▶ [Description of the task]
List each line of the data that holds the word "esportivas".

>> Begin Entries

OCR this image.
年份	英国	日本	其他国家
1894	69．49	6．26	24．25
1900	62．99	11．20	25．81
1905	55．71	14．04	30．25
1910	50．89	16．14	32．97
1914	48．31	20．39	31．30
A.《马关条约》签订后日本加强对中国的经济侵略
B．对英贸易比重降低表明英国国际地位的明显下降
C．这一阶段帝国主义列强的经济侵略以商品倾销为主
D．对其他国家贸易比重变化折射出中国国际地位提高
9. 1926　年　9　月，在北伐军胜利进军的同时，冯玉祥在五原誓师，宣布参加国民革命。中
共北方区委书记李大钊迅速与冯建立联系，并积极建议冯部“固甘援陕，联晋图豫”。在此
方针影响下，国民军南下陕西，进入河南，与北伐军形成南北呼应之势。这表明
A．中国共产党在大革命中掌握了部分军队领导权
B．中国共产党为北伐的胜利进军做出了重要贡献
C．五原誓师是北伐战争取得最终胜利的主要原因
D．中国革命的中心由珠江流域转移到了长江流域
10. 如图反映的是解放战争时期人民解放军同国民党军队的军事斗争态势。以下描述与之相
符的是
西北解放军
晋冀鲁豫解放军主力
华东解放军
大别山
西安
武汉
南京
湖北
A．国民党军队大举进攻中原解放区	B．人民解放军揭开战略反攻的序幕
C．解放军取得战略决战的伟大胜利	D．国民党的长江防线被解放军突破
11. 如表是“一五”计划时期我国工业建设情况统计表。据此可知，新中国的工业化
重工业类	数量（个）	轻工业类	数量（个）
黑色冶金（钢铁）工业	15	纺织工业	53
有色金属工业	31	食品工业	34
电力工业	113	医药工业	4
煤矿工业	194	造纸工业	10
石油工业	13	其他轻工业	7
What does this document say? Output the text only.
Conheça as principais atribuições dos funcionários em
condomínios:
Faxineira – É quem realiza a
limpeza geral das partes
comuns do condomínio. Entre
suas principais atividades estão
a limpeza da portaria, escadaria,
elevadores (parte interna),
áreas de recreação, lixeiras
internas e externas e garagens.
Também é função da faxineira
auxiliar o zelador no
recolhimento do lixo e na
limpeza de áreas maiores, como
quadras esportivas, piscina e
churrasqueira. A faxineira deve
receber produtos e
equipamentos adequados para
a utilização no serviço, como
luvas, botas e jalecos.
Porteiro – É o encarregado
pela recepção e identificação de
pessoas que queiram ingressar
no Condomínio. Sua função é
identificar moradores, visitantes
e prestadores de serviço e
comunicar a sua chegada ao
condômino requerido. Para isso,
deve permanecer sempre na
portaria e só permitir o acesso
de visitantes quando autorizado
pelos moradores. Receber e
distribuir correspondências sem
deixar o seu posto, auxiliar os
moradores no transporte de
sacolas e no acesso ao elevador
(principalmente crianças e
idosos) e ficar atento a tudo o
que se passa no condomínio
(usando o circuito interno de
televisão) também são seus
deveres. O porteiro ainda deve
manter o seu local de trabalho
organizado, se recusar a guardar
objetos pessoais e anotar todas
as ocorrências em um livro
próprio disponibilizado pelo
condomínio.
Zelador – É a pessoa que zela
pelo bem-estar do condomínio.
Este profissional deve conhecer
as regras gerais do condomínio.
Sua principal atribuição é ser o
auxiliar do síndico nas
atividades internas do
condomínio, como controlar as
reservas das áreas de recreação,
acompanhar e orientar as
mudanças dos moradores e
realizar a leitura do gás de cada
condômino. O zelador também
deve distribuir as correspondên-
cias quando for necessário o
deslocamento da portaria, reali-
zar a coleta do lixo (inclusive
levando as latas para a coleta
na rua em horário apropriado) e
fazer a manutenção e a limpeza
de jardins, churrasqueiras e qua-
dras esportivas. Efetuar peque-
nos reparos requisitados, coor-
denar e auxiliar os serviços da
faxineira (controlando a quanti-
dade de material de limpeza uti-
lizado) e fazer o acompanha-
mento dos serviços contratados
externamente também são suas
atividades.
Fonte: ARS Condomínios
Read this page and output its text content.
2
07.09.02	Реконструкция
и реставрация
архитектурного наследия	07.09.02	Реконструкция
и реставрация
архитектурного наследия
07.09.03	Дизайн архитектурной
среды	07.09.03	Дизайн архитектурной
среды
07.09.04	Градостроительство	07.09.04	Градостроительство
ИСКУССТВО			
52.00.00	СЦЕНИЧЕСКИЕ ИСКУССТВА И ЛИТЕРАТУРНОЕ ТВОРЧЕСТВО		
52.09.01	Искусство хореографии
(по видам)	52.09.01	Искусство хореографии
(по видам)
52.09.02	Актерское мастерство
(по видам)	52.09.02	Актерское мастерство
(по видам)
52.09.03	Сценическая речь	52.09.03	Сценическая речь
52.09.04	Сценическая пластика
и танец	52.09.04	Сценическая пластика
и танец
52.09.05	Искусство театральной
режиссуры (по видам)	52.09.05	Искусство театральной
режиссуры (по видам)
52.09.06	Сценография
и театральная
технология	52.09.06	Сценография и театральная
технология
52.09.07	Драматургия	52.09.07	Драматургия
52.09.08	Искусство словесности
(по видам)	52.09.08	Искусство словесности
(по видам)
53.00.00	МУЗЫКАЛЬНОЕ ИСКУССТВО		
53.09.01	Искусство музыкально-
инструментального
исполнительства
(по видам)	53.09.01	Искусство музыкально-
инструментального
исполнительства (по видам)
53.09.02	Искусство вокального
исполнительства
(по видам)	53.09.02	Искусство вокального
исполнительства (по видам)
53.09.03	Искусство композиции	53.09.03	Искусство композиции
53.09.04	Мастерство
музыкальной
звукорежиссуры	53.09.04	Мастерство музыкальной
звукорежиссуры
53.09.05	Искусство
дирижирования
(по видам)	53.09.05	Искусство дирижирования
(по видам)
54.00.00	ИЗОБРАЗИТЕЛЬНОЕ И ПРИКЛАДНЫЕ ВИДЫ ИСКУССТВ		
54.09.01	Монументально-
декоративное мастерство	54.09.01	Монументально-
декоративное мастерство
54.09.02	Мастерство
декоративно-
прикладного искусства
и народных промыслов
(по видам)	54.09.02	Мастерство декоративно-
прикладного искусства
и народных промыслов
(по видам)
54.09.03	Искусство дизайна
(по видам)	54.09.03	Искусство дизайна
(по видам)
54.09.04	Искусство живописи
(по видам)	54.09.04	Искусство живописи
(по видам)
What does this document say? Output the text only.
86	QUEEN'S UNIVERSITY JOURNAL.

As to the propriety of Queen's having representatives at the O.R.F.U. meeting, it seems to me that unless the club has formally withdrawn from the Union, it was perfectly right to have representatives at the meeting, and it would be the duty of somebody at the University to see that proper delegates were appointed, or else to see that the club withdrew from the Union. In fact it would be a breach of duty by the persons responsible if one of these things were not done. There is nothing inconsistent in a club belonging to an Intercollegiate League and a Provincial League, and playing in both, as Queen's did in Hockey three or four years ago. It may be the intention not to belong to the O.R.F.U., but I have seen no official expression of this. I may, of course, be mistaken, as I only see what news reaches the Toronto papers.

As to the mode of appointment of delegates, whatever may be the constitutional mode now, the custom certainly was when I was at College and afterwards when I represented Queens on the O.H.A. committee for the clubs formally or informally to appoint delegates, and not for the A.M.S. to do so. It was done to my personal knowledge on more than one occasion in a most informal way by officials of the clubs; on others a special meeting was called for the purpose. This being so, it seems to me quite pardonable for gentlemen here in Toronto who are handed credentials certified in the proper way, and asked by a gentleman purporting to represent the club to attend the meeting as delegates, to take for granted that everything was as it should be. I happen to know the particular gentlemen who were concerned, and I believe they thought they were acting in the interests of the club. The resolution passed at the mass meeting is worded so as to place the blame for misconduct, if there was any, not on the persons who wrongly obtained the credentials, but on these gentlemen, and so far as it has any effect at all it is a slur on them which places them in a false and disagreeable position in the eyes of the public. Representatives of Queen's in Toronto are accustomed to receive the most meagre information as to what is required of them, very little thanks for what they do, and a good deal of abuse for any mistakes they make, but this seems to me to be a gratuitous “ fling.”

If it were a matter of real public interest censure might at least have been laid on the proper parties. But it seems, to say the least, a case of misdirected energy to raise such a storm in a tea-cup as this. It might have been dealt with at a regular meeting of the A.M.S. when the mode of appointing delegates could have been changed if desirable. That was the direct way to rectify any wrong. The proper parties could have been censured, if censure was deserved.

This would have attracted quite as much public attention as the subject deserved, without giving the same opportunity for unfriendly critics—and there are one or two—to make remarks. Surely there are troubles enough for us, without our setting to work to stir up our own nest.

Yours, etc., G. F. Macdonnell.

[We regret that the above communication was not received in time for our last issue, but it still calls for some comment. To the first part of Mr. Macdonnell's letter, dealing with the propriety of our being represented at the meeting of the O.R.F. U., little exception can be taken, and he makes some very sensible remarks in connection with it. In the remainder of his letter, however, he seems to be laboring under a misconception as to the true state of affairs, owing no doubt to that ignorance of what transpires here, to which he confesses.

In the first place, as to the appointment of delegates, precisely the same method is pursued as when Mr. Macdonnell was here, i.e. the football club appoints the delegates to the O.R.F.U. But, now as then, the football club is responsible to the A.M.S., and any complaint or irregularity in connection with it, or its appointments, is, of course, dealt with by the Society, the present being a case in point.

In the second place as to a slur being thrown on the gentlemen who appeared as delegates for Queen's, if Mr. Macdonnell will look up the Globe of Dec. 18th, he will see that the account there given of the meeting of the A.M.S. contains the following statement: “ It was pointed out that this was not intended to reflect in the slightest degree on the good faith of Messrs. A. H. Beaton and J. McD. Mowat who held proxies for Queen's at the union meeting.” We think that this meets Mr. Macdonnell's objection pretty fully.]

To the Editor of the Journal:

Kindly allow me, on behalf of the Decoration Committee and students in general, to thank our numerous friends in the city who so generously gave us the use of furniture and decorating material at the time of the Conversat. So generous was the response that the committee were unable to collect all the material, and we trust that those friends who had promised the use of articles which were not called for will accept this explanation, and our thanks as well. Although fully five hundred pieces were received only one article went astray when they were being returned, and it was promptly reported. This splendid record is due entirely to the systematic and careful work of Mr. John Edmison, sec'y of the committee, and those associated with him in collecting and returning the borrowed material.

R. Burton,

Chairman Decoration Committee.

>> End Entries

▶ [Output of the task]
quadras esportivas, piscina e
dras esportivas. Efetuar peque-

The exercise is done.